## GOAL
Transcribe the lines of the records starting with the one that has "What does this" in it and ending with the last, and transcribe nothing else.

## TASK DATA
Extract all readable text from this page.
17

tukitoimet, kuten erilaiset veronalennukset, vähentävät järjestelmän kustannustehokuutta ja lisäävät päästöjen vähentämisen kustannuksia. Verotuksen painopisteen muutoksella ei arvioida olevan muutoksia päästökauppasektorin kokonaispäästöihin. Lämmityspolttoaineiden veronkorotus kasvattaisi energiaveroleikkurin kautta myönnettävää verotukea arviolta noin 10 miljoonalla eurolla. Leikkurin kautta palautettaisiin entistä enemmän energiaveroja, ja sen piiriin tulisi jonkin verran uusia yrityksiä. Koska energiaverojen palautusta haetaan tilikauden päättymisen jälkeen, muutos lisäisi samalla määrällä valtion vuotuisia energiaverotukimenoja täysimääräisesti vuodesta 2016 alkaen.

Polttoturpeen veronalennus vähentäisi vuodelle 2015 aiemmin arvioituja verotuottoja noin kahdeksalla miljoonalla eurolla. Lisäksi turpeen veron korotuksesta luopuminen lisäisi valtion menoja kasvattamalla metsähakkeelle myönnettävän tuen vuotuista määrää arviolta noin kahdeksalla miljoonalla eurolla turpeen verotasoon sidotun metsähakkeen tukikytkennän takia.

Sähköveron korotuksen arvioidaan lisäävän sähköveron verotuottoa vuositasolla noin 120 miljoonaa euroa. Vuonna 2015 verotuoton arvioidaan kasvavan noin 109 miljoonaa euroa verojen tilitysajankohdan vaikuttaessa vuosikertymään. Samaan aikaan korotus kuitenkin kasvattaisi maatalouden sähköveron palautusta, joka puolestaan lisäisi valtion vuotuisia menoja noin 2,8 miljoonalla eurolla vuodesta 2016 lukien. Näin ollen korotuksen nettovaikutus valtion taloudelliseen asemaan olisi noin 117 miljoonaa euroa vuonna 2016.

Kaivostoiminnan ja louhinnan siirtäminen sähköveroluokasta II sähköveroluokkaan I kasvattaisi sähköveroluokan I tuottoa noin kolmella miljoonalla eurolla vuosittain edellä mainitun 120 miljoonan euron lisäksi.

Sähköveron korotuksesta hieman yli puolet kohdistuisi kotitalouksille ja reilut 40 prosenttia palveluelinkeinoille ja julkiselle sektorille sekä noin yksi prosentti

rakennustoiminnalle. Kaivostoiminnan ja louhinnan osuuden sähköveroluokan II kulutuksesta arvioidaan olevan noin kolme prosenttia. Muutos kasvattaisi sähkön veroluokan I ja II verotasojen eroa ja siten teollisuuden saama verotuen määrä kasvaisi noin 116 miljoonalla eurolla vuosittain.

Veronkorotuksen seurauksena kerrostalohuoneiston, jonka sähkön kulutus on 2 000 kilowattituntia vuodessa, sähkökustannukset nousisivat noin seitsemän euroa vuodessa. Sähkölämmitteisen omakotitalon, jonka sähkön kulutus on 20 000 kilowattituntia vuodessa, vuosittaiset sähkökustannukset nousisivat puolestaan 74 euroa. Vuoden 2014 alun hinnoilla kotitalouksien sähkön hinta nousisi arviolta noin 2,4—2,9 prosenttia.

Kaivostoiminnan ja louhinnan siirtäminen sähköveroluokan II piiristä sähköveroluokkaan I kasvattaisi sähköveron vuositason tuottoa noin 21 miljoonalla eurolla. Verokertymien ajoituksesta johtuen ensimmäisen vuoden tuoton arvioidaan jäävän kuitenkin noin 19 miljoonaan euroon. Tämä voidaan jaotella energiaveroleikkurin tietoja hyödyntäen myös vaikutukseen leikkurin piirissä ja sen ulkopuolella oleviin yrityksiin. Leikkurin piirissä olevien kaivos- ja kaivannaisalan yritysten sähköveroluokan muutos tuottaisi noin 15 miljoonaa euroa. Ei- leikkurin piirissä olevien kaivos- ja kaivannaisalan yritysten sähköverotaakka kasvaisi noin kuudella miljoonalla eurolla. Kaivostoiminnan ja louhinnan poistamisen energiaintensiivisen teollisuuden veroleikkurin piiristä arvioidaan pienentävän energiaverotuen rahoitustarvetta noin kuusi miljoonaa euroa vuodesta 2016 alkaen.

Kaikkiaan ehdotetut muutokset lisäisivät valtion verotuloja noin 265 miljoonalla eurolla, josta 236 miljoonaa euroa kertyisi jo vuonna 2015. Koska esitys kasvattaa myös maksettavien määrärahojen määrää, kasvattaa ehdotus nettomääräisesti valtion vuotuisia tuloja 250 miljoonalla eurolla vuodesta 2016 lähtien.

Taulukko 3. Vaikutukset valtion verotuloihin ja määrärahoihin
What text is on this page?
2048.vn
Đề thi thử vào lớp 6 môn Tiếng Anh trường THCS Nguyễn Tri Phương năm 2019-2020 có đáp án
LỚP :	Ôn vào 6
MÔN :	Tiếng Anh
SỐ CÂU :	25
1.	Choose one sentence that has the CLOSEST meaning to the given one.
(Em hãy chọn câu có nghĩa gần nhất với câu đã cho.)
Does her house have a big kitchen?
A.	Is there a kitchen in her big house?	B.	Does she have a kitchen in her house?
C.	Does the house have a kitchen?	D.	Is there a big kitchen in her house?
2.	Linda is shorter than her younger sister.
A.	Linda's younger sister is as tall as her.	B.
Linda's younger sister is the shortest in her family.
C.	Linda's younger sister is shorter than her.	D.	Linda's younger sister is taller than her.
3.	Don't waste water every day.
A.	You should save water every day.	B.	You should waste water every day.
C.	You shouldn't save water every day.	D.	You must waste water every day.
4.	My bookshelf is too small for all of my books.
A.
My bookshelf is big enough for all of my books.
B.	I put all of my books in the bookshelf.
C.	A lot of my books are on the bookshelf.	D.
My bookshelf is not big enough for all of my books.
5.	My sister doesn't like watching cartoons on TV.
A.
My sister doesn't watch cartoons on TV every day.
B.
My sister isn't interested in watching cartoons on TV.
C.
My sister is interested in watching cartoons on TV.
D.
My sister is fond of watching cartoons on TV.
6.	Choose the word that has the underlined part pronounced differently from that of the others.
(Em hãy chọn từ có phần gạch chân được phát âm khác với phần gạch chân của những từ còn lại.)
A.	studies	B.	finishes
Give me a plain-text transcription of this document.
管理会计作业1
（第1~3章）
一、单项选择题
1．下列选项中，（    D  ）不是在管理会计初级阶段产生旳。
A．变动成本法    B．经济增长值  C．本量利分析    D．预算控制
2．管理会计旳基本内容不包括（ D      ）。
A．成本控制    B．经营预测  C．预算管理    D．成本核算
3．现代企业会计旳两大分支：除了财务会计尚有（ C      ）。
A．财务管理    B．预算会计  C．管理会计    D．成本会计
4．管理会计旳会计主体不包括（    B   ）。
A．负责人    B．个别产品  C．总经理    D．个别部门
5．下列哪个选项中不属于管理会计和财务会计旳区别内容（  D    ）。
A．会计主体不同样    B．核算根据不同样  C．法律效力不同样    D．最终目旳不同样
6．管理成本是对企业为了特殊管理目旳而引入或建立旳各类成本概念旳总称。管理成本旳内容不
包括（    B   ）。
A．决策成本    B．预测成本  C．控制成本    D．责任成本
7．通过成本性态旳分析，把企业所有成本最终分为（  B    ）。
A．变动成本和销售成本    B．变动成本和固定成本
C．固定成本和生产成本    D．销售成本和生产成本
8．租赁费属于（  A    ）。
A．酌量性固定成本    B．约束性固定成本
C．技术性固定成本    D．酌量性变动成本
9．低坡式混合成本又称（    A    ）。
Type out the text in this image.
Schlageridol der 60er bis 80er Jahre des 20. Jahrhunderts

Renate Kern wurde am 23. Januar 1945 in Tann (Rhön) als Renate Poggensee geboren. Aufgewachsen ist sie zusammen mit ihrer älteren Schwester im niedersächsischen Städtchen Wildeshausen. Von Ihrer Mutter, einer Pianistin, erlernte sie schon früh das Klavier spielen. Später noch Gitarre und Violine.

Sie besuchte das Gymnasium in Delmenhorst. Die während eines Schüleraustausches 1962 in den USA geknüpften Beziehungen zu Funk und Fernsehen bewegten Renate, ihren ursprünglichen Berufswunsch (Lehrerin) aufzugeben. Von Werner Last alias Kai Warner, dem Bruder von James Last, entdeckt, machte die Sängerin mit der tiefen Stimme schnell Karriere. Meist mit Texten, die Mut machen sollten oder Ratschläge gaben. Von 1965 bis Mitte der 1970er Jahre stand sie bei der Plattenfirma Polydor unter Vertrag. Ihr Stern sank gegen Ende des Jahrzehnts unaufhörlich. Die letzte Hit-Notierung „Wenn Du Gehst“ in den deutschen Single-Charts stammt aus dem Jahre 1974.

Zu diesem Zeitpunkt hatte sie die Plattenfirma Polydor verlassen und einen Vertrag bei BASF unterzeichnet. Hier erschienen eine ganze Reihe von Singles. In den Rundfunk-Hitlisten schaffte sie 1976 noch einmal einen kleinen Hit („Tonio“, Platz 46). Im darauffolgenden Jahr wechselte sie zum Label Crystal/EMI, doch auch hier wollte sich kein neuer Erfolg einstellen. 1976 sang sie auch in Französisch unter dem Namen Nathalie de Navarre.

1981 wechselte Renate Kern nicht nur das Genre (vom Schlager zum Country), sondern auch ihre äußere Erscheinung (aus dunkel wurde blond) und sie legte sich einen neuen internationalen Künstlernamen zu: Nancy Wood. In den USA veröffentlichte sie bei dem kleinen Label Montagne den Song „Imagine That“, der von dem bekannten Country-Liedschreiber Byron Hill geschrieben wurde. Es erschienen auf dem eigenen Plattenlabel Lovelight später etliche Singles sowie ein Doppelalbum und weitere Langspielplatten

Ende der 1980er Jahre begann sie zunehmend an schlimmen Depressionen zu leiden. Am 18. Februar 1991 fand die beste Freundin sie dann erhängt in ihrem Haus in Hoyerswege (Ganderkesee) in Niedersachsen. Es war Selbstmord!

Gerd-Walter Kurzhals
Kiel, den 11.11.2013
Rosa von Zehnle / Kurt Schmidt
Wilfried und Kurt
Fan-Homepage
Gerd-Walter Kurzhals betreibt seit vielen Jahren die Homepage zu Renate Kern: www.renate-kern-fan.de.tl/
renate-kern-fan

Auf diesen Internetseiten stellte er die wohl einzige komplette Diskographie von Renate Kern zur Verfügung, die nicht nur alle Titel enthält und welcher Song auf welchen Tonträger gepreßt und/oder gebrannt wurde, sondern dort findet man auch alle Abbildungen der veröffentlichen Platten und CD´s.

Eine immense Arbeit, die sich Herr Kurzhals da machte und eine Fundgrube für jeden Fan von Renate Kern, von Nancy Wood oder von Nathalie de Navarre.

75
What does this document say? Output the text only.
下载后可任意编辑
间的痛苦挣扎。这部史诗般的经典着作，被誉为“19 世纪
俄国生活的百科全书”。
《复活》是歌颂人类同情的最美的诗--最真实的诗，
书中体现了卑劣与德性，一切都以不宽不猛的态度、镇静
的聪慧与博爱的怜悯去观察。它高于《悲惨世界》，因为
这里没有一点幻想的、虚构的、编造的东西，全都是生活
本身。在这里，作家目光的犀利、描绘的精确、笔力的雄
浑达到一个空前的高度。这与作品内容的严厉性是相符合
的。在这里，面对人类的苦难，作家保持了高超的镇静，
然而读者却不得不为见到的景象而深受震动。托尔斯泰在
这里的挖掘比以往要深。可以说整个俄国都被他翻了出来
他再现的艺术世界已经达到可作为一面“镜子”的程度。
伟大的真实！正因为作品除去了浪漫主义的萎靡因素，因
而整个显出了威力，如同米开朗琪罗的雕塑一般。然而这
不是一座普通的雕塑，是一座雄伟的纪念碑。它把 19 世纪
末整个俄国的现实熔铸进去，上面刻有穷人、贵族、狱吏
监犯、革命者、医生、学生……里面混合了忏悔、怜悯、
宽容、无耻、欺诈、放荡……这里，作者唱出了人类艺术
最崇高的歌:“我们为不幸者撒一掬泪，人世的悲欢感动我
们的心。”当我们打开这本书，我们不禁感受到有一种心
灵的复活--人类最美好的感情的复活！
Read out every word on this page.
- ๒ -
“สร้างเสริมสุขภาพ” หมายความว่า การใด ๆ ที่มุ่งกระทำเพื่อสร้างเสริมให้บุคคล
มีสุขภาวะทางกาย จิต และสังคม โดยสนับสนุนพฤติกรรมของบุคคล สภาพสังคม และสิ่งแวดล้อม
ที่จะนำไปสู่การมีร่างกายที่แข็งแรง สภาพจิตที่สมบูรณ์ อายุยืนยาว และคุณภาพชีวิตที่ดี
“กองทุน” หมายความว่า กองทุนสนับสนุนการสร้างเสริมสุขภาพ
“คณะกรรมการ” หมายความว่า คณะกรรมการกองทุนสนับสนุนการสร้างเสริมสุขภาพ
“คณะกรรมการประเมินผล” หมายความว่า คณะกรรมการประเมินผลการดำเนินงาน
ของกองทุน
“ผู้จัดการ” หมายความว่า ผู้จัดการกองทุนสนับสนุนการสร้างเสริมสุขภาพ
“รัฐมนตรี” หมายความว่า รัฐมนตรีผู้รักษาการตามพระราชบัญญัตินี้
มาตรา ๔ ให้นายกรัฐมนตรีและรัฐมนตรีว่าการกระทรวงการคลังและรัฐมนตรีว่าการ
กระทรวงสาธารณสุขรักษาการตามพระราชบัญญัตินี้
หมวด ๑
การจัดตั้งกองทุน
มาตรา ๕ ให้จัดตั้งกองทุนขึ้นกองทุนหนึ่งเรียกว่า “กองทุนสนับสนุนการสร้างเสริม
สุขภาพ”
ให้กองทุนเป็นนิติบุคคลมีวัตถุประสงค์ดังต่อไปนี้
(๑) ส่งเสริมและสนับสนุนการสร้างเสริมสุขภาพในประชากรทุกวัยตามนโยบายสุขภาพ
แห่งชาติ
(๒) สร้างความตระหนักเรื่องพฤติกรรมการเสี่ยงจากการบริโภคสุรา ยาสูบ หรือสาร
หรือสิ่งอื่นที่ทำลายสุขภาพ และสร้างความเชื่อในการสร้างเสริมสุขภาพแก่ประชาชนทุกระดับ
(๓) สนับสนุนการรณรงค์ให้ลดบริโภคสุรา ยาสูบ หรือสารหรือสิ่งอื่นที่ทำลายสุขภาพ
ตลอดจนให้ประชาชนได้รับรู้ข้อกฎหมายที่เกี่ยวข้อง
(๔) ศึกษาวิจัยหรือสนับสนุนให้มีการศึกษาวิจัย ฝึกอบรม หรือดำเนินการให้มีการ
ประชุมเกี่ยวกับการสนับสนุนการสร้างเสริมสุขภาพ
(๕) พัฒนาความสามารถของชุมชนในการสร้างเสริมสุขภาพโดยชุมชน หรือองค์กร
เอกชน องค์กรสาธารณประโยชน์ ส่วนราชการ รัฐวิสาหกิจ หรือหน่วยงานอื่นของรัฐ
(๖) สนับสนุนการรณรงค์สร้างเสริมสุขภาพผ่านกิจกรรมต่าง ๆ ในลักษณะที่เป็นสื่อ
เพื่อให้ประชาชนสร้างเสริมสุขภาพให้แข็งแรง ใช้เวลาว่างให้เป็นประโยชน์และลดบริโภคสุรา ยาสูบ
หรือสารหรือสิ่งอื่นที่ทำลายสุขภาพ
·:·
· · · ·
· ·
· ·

## COMPLETED EXERCISE
What does this document say? Output the text only.
下载后可任意编辑
间的痛苦挣扎。这部史诗般的经典着作，被誉为“19 世纪
俄国生活的百科全书”。
《复活》是歌颂人类同情的最美的诗--最真实的诗，
书中体现了卑劣与德性，一切都以不宽不猛的态度、镇静
的聪慧与博爱的怜悯去观察。它高于《悲惨世界》，因为
这里没有一点幻想的、虚构的、编造的东西，全都是生活
本身。在这里，作家目光的犀利、描绘的精确、笔力的雄
浑达到一个空前的高度。这与作品内容的严厉性是相符合
的。在这里，面对人类的苦难，作家保持了高超的镇静，
然而读者却不得不为见到的景象而深受震动。托尔斯泰在
这里的挖掘比以往要深。可以说整个俄国都被他翻了出来
他再现的艺术世界已经达到可作为一面“镜子”的程度。
伟大的真实！正因为作品除去了浪漫主义的萎靡因素，因
而整个显出了威力，如同米开朗琪罗的雕塑一般。然而这
不是一座普通的雕塑，是一座雄伟的纪念碑。它把 19 世纪
末整个俄国的现实熔铸进去，上面刻有穷人、贵族、狱吏
监犯、革命者、医生、学生……里面混合了忏悔、怜悯、
宽容、无耻、欺诈、放荡……这里，作者唱出了人类艺术
最崇高的歌:“我们为不幸者撒一掬泪，人世的悲欢感动我
们的心。”当我们打开这本书，我们不禁感受到有一种心
灵的复活--人类最美好的感情的复活！
Read out every word on this page.
- ๒ -
“สร้างเสริมสุขภาพ” หมายความว่า การใด ๆ ที่มุ่งกระทำเพื่อสร้างเสริมให้บุคคล
มีสุขภาวะทางกาย จิต และสังคม โดยสนับสนุนพฤติกรรมของบุคคล สภาพสังคม และสิ่งแวดล้อม
ที่จะนำไปสู่การมีร่างกายที่แข็งแรง สภาพจิตที่สมบูรณ์ อายุยืนยาว และคุณภาพชีวิตที่ดี
“กองทุน” หมายความว่า กองทุนสนับสนุนการสร้างเสริมสุขภาพ
“คณะกรรมการ” หมายความว่า คณะกรรมการกองทุนสนับสนุนการสร้างเสริมสุขภาพ
“คณะกรรมการประเมินผล” หมายความว่า คณะกรรมการประเมินผลการดำเนินงาน
ของกองทุน
“ผู้จัดการ” หมายความว่า ผู้จัดการกองทุนสนับสนุนการสร้างเสริมสุขภาพ
“รัฐมนตรี” หมายความว่า รัฐมนตรีผู้รักษาการตามพระราชบัญญัตินี้
มาตรา ๔ ให้นายกรัฐมนตรีและรัฐมนตรีว่าการกระทรวงการคลังและรัฐมนตรีว่าการ
กระทรวงสาธารณสุขรักษาการตามพระราชบัญญัตินี้
หมวด ๑
การจัดตั้งกองทุน
มาตรา ๕ ให้จัดตั้งกองทุนขึ้นกองทุนหนึ่งเรียกว่า “กองทุนสนับสนุนการสร้างเสริม
สุขภาพ”
ให้กองทุนเป็นนิติบุคคลมีวัตถุประสงค์ดังต่อไปนี้
(๑) ส่งเสริมและสนับสนุนการสร้างเสริมสุขภาพในประชากรทุกวัยตามนโยบายสุขภาพ
แห่งชาติ
(๒) สร้างความตระหนักเรื่องพฤติกรรมการเสี่ยงจากการบริโภคสุรา ยาสูบ หรือสาร
หรือสิ่งอื่นที่ทำลายสุขภาพ และสร้างความเชื่อในการสร้างเสริมสุขภาพแก่ประชาชนทุกระดับ
(๓) สนับสนุนการรณรงค์ให้ลดบริโภคสุรา ยาสูบ หรือสารหรือสิ่งอื่นที่ทำลายสุขภาพ
ตลอดจนให้ประชาชนได้รับรู้ข้อกฎหมายที่เกี่ยวข้อง
(๔) ศึกษาวิจัยหรือสนับสนุนให้มีการศึกษาวิจัย ฝึกอบรม หรือดำเนินการให้มีการ
ประชุมเกี่ยวกับการสนับสนุนการสร้างเสริมสุขภาพ
(๕) พัฒนาความสามารถของชุมชนในการสร้างเสริมสุขภาพโดยชุมชน หรือองค์กร
เอกชน องค์กรสาธารณประโยชน์ ส่วนราชการ รัฐวิสาหกิจ หรือหน่วยงานอื่นของรัฐ
(๖) สนับสนุนการรณรงค์สร้างเสริมสุขภาพผ่านกิจกรรมต่าง ๆ ในลักษณะที่เป็นสื่อ
เพื่อให้ประชาชนสร้างเสริมสุขภาพให้แข็งแรง ใช้เวลาว่างให้เป็นประโยชน์และลดบริโภคสุรา ยาสูบ
หรือสารหรือสิ่งอื่นที่ทำลายสุขภาพ
·:·
· · · ·
· ·
· ·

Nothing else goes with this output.